=== Task data ===
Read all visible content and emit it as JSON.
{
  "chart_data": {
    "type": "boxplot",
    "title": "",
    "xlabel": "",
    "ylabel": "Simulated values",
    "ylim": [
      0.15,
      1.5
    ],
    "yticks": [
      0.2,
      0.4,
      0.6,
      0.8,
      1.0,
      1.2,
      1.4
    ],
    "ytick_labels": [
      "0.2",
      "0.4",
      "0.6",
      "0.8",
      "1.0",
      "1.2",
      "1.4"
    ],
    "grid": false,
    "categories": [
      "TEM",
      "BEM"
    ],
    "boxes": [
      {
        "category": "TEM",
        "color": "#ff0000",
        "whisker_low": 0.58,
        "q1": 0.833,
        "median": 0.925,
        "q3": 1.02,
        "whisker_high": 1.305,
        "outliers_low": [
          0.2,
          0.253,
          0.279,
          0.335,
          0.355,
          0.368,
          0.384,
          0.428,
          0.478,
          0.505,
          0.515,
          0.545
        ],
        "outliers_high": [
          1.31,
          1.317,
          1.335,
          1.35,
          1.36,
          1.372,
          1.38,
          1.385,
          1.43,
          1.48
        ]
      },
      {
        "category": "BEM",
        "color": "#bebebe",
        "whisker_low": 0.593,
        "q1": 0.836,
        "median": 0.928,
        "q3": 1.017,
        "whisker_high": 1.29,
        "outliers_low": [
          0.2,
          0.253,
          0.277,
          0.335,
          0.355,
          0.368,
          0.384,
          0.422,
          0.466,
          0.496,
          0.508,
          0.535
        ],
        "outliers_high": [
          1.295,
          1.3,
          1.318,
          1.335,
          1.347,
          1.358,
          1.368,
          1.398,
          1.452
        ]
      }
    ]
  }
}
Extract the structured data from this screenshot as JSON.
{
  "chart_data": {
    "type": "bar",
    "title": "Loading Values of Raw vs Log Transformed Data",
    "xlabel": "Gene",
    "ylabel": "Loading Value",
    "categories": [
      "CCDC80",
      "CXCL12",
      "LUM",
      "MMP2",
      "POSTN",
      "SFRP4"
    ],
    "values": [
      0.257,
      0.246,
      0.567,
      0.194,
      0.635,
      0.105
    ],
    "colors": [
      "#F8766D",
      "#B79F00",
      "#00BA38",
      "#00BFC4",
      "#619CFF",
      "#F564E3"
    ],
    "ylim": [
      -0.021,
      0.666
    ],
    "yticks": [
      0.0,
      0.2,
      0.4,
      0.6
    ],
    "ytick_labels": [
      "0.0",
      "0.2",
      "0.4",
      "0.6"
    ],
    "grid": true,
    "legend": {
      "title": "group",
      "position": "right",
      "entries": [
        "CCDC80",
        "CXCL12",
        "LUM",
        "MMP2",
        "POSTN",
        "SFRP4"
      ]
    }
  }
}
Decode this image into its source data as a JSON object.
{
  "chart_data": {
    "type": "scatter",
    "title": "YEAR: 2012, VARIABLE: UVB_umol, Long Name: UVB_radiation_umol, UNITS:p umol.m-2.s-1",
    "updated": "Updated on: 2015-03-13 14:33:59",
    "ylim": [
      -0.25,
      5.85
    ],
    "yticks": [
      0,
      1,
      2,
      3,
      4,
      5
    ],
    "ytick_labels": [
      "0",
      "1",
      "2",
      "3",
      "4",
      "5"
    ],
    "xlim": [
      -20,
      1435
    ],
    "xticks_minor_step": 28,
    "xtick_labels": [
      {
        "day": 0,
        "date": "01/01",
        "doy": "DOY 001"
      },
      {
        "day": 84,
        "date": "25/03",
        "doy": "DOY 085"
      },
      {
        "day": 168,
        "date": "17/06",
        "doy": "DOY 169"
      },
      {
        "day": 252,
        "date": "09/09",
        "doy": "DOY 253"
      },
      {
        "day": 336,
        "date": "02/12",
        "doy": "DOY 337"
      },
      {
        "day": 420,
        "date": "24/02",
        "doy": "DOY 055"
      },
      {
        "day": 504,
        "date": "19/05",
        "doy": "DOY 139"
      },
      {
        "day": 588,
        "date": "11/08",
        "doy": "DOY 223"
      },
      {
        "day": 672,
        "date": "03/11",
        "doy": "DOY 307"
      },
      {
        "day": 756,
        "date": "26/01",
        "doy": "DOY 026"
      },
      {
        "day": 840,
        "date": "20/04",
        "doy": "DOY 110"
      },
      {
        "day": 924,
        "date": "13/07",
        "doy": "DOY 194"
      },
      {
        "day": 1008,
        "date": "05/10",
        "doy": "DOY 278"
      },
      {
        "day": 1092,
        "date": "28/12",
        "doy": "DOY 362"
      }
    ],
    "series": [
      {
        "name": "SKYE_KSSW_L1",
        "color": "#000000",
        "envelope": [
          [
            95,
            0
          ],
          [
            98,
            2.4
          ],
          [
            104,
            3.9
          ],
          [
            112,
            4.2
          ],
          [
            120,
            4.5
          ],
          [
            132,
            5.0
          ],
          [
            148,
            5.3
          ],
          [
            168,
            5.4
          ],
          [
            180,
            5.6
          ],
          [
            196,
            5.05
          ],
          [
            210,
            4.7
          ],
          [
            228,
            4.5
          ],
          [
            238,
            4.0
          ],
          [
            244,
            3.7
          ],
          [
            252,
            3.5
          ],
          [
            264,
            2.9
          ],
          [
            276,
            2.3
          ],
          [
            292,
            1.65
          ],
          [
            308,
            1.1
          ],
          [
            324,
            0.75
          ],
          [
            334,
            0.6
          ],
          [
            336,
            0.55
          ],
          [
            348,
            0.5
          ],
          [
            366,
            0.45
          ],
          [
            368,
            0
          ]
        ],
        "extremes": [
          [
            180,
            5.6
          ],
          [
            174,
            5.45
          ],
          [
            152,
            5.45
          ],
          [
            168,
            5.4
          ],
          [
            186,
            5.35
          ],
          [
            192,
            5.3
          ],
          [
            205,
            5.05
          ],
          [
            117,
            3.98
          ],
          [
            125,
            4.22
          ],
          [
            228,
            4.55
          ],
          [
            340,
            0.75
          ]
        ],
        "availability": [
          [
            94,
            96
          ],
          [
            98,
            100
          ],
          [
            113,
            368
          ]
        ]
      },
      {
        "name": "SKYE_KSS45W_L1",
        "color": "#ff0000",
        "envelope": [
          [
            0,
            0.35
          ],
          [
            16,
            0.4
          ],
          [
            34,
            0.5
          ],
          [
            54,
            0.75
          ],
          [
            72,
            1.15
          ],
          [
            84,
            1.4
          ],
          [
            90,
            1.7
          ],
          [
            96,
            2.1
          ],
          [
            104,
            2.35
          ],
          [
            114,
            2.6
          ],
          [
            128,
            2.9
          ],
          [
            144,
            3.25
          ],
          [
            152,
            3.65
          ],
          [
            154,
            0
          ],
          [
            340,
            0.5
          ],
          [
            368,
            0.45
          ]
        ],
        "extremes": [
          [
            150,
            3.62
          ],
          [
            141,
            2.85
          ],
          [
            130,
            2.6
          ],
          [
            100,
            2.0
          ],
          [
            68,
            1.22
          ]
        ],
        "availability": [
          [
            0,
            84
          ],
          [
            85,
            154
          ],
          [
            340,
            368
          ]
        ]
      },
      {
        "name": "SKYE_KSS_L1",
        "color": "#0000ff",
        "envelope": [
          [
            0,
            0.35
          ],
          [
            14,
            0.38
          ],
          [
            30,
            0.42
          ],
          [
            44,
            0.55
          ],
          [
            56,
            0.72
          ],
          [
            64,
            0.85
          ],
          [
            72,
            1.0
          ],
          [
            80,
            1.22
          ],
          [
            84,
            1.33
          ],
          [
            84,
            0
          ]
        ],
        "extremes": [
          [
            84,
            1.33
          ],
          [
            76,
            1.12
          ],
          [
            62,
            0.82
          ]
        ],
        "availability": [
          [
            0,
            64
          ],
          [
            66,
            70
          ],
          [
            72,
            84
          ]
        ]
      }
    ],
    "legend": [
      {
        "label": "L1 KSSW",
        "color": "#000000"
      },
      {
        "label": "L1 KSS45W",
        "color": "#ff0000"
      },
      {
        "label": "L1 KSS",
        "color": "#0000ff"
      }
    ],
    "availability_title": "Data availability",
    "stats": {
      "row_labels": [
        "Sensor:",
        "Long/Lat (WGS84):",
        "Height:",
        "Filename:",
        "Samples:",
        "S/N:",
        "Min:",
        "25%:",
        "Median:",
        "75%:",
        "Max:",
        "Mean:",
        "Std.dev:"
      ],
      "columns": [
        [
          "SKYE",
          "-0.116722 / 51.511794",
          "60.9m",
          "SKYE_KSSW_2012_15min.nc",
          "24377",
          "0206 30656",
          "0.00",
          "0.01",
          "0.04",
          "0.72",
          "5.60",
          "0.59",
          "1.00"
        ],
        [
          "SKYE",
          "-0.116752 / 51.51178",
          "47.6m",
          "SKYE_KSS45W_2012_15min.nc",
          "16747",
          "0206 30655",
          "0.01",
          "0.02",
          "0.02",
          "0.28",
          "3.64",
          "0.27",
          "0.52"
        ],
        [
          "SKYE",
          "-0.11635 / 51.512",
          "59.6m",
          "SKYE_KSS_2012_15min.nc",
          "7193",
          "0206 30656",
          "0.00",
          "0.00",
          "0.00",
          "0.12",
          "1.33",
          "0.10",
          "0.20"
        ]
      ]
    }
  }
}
===
# Short task
Locate the lines above that hold the word "ylabel". Show every one of them.

# Exercise result
    "ylabel": "Simulated values",
    "ylabel": "Loading Value",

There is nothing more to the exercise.